**TASK**
Put every line of the entries below into a Markdown table with the columns Row and Line, numbering each row and skipping blank lines. Leave the pictures out of the table.

**DATA FOR THE TASK**
>> BEGIN

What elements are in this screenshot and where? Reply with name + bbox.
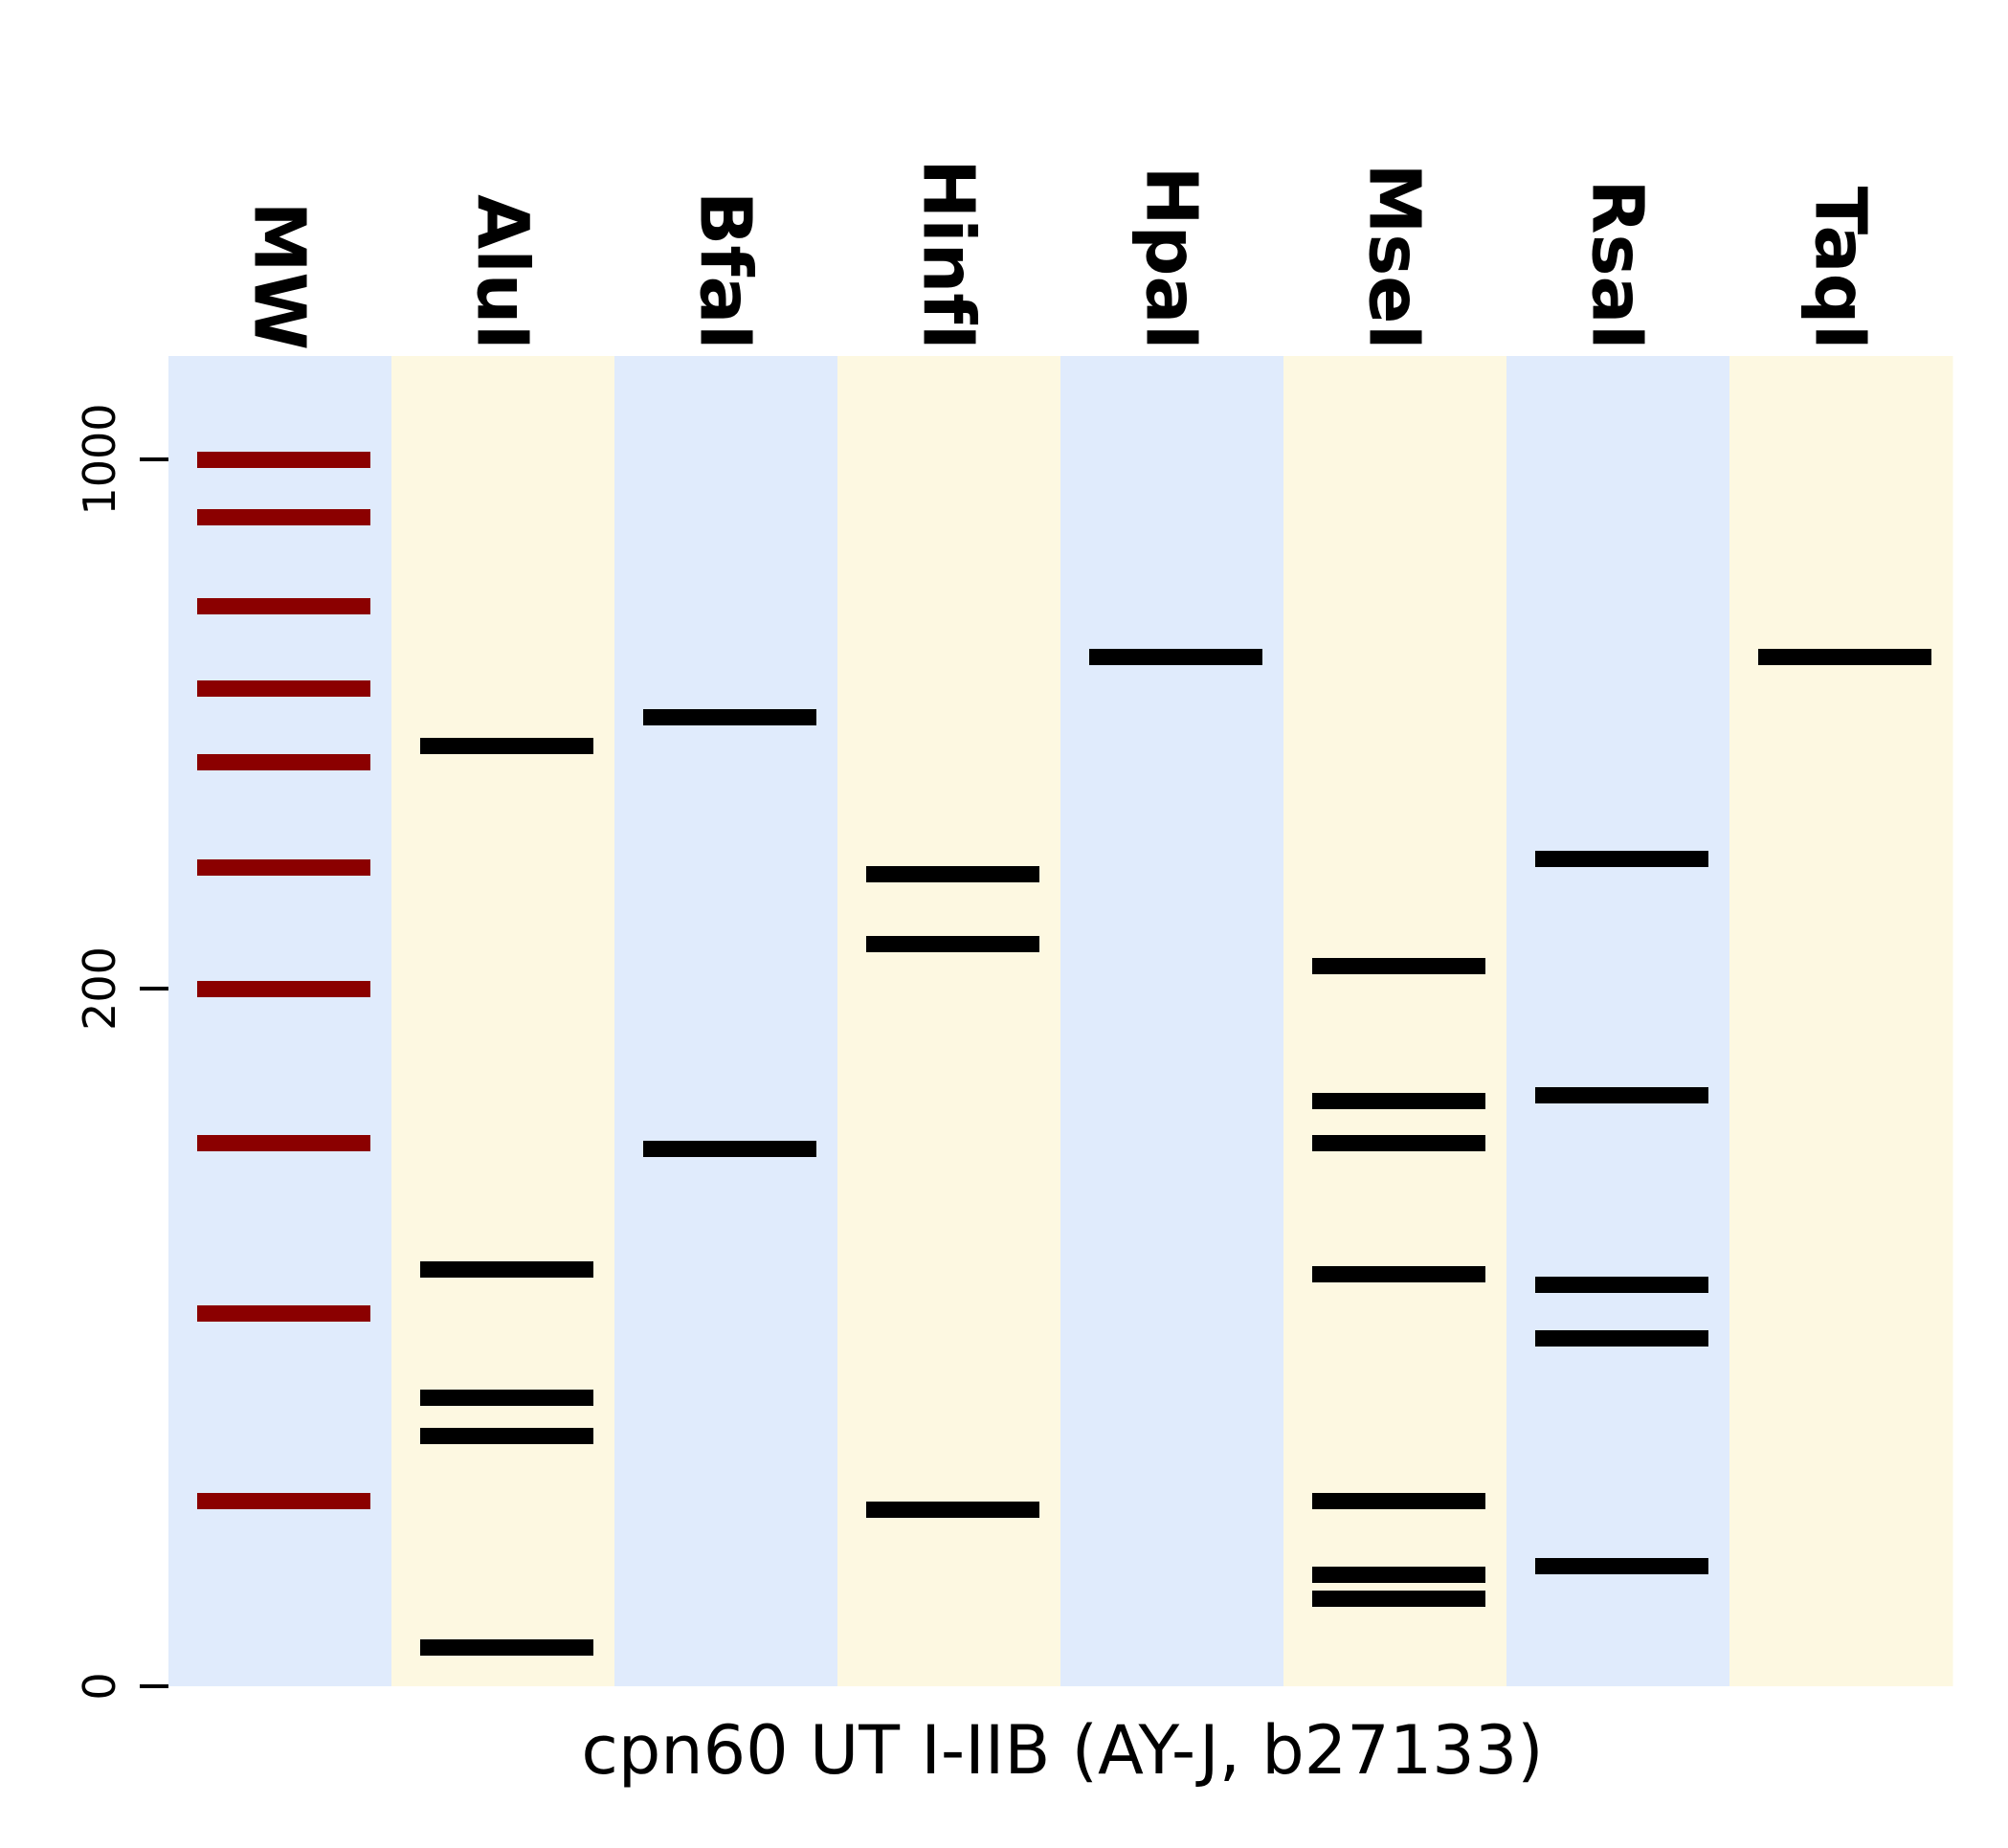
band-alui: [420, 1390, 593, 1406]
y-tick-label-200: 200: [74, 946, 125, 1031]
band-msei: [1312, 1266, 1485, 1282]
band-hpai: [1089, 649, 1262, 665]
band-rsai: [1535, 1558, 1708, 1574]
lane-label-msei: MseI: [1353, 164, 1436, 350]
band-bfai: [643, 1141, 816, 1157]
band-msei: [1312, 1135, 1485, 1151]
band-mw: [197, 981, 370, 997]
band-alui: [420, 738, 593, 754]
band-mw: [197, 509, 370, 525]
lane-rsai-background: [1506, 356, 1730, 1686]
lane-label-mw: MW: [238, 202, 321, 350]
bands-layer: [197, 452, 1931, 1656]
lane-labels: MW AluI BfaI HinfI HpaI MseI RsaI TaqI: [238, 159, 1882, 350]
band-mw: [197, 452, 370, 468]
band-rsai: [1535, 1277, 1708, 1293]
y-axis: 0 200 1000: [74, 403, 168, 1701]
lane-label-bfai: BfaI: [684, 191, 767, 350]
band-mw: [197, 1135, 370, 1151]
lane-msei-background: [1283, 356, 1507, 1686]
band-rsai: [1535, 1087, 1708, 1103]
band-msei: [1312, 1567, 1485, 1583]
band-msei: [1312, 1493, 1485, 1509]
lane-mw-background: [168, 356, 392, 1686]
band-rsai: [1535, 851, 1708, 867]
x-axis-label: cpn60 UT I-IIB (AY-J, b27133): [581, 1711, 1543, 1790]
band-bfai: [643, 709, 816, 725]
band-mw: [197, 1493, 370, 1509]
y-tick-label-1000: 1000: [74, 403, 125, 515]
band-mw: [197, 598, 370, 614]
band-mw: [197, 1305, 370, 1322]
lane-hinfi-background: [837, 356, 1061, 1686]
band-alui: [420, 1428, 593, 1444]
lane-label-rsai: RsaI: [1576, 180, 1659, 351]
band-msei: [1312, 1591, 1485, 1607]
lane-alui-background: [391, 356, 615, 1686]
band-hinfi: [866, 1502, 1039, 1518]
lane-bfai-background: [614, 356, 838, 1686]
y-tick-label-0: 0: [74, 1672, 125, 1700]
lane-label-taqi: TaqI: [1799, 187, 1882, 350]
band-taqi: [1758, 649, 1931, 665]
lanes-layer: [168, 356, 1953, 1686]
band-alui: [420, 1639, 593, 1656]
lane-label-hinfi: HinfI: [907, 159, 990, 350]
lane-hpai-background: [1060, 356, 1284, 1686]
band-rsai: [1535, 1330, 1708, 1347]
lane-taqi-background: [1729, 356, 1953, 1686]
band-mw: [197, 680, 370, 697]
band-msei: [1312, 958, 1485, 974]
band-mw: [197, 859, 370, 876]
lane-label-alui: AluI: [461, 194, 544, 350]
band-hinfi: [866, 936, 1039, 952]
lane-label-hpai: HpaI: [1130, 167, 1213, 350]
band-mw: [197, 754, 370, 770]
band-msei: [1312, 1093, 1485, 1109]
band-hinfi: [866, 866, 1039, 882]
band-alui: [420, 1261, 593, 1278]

>> END

**RESULT**
| Row | Line |
|---|---|
| 1 | What elements are in this screenshot and where? Reply with name + bbox. |
| 2 | band-alui: [420, 1390, 593, 1406] |
| 3 | y-tick-label-200: 200: [74, 946, 125, 1031] |
| 4 | band-msei: [1312, 1266, 1485, 1282] |
| 5 | band-hpai: [1089, 649, 1262, 665] |
| 6 | band-rsai: [1535, 1558, 1708, 1574] |
| 7 | lane-label-msei: MseI: [1353, 164, 1436, 350] |
| 8 | band-bfai: [643, 1141, 816, 1157] |
| 9 | band-msei: [1312, 1135, 1485, 1151] |
| 10 | band-mw: [197, 981, 370, 997] |
| 11 | band-alui: [420, 738, 593, 754] |
| 12 | band-mw: [197, 509, 370, 525] |
| 13 | lane-rsai-background: [1506, 356, 1730, 1686] |
| 14 | lane-label-mw: MW: [238, 202, 321, 350] |
| 15 | bands-layer: [197, 452, 1931, 1656] |
| 16 | lane-labels: MW AluI BfaI HinfI HpaI MseI RsaI TaqI: [238, 159, 1882, 350] |
| 17 | band-mw: [197, 452, 370, 468] |
| 18 | band-rsai: [1535, 1277, 1708, 1293] |
| 19 | y-axis: 0 200 1000: [74, 403, 168, 1701] |
| 20 | lane-label-bfai: BfaI: [684, 191, 767, 350] |
| 21 | band-mw: [197, 1135, 370, 1151] |
| 22 | lane-msei-background: [1283, 356, 1507, 1686] |
| 23 | band-rsai: [1535, 1087, 1708, 1103] |
| 24 | band-msei: [1312, 1567, 1485, 1583] |
| 25 | band-msei: [1312, 1493, 1485, 1509] |
| 26 | lane-mw-background: [168, 356, 392, 1686] |
| 27 | band-rsai: [1535, 851, 1708, 867] |
| 28 | x-axis-label: cpn60 UT I-IIB (AY-J, b27133): [581, 1711, 1543, 1790] |
| 29 | band-bfai: [643, 709, 816, 725] |
| 30 | band-mw: [197, 1493, 370, 1509] |
| 31 | y-tick-label-1000: 1000: [74, 403, 125, 515] |
| 32 | band-mw: [197, 598, 370, 614] |
| 33 | band-mw: [197, 1305, 370, 1322] |
| 34 | lane-hinfi-background: [837, 356, 1061, 1686] |
| 35 | band-alui: [420, 1428, 593, 1444] |
| 36 | lane-label-rsai: RsaI: [1576, 180, 1659, 351] |
| 37 | band-msei: [1312, 1591, 1485, 1607] |
| 38 | lane-alui-background: [391, 356, 615, 1686] |
| 39 | band-hinfi: [866, 1502, 1039, 1518] |
| 40 | lane-bfai-background: [614, 356, 838, 1686] |
| 41 | y-tick-label-0: 0: [74, 1672, 125, 1700] |
| 42 | lane-label-taqi: TaqI: [1799, 187, 1882, 350] |
| 43 | band-taqi: [1758, 649, 1931, 665] |
| 44 | lanes-layer: [168, 356, 1953, 1686] |
| 45 | band-alui: [420, 1639, 593, 1656] |
| 46 | lane-label-hinfi: HinfI: [907, 159, 990, 350] |
| 47 | lane-hpai-background: [1060, 356, 1284, 1686] |
| 48 | band-rsai: [1535, 1330, 1708, 1347] |
| 49 | lane-taqi-background: [1729, 356, 1953, 1686] |
| 50 | band-mw: [197, 680, 370, 697] |
| 51 | band-msei: [1312, 958, 1485, 974] |
| 52 | band-mw: [197, 859, 370, 876] |
| 53 | lane-label-alui: AluI: [461, 194, 544, 350] |
| 54 | band-hinfi: [866, 936, 1039, 952] |
| 55 | lane-label-hpai: HpaI: [1130, 167, 1213, 350] |
| 56 | band-mw: [197, 754, 370, 770] |
| 57 | band-msei: [1312, 1093, 1485, 1109] |
| 58 | band-hinfi: [866, 866, 1039, 882] |
| 59 | band-alui: [420, 1261, 593, 1278] |